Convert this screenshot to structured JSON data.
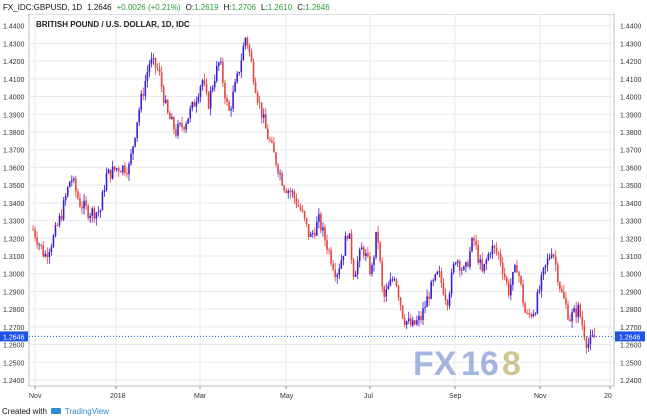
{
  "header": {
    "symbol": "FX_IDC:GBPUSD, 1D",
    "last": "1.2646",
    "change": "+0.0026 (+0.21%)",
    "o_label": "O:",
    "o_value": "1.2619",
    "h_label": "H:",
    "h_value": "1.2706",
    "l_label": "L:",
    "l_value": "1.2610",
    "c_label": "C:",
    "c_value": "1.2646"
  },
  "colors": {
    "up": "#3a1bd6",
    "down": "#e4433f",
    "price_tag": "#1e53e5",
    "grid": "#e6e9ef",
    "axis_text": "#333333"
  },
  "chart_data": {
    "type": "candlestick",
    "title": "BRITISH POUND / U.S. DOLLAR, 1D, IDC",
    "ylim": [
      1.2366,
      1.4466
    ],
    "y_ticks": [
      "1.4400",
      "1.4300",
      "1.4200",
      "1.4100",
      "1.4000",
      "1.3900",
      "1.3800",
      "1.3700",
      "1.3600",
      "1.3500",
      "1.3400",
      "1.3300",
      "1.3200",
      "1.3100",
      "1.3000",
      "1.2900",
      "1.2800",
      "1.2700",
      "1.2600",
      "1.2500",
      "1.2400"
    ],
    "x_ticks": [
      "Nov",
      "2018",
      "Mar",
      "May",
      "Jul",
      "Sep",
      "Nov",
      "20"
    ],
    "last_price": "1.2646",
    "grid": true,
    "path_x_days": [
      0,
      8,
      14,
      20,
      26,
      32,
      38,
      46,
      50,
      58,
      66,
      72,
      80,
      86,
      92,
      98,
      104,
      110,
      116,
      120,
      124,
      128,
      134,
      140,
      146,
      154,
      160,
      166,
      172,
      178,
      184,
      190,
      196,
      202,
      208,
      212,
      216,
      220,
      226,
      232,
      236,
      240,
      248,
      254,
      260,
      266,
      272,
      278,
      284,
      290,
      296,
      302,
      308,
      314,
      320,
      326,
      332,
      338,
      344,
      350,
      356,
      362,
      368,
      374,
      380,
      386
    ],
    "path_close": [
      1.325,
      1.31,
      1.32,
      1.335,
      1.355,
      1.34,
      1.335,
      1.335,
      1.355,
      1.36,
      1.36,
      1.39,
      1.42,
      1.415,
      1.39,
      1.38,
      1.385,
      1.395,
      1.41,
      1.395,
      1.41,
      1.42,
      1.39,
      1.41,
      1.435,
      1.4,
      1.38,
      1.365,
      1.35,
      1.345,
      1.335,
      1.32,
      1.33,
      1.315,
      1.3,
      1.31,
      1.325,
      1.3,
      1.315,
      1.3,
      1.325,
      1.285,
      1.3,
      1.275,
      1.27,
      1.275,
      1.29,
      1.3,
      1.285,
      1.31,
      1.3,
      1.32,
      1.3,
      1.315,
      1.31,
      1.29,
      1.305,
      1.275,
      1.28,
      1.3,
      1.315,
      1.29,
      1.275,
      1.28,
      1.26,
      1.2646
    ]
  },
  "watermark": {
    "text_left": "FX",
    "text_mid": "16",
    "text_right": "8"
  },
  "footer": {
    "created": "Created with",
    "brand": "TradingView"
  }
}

--------

* SET PROBLEM:
All of the lines above should be retyped precisely, apart from the pictures.

* CORRECT ANSWER:
Convert this screenshot to structured JSON data.
{
  "header": {
    "symbol": "FX_IDC:GBPUSD, 1D",
    "last": "1.2646",
    "change": "+0.0026 (+0.21%)",
    "o_label": "O:",
    "o_value": "1.2619",
    "h_label": "H:",
    "h_value": "1.2706",
    "l_label": "L:",
    "l_value": "1.2610",
    "c_label": "C:",
    "c_value": "1.2646"
  },
  "colors": {
    "up": "#3a1bd6",
    "down": "#e4433f",
    "price_tag": "#1e53e5",
    "grid": "#e6e9ef",
    "axis_text": "#333333"
  },
  "chart_data": {
    "type": "candlestick",
    "title": "BRITISH POUND / U.S. DOLLAR, 1D, IDC",
    "ylim": [
      1.2366,
      1.4466
    ],
    "y_ticks": [
      "1.4400",
      "1.4300",
      "1.4200",
      "1.4100",
      "1.4000",
      "1.3900",
      "1.3800",
      "1.3700",
      "1.3600",
      "1.3500",
      "1.3400",
      "1.3300",
      "1.3200",
      "1.3100",
      "1.3000",
      "1.2900",
      "1.2800",
      "1.2700",
      "1.2600",
      "1.2500",
      "1.2400"
    ],
    "x_ticks": [
      "Nov",
      "2018",
      "Mar",
      "May",
      "Jul",
      "Sep",
      "Nov",
      "20"
    ],
    "last_price": "1.2646",
    "grid": true,
    "path_x_days": [
      0,
      8,
      14,
      20,
      26,
      32,
      38,
      46,
      50,
      58,
      66,
      72,
      80,
      86,
      92,
      98,
      104,
      110,
      116,
      120,
      124,
      128,
      134,
      140,
      146,
      154,
      160,
      166,
      172,
      178,
      184,
      190,
      196,
      202,
      208,
      212,
      216,
      220,
      226,
      232,
      236,
      240,
      248,
      254,
      260,
      266,
      272,
      278,
      284,
      290,
      296,
      302,
      308,
      314,
      320,
      326,
      332,
      338,
      344,
      350,
      356,
      362,
      368,
      374,
      380,
      386
    ],
    "path_close": [
      1.325,
      1.31,
      1.32,
      1.335,
      1.355,
      1.34,
      1.335,
      1.335,
      1.355,
      1.36,
      1.36,
      1.39,
      1.42,
      1.415,
      1.39,
      1.38,
      1.385,
      1.395,
      1.41,
      1.395,
      1.41,
      1.42,
      1.39,
      1.41,
      1.435,
      1.4,
      1.38,
      1.365,
      1.35,
      1.345,
      1.335,
      1.32,
      1.33,
      1.315,
      1.3,
      1.31,
      1.325,
      1.3,
      1.315,
      1.3,
      1.325,
      1.285,
      1.3,
      1.275,
      1.27,
      1.275,
      1.29,
      1.3,
      1.285,
      1.31,
      1.3,
      1.32,
      1.3,
      1.315,
      1.31,
      1.29,
      1.305,
      1.275,
      1.28,
      1.3,
      1.315,
      1.29,
      1.275,
      1.28,
      1.26,
      1.2646
    ]
  },
  "watermark": {
    "text_left": "FX",
    "text_mid": "16",
    "text_right": "8"
  },
  "footer": {
    "created": "Created with",
    "brand": "TradingView"
  }
}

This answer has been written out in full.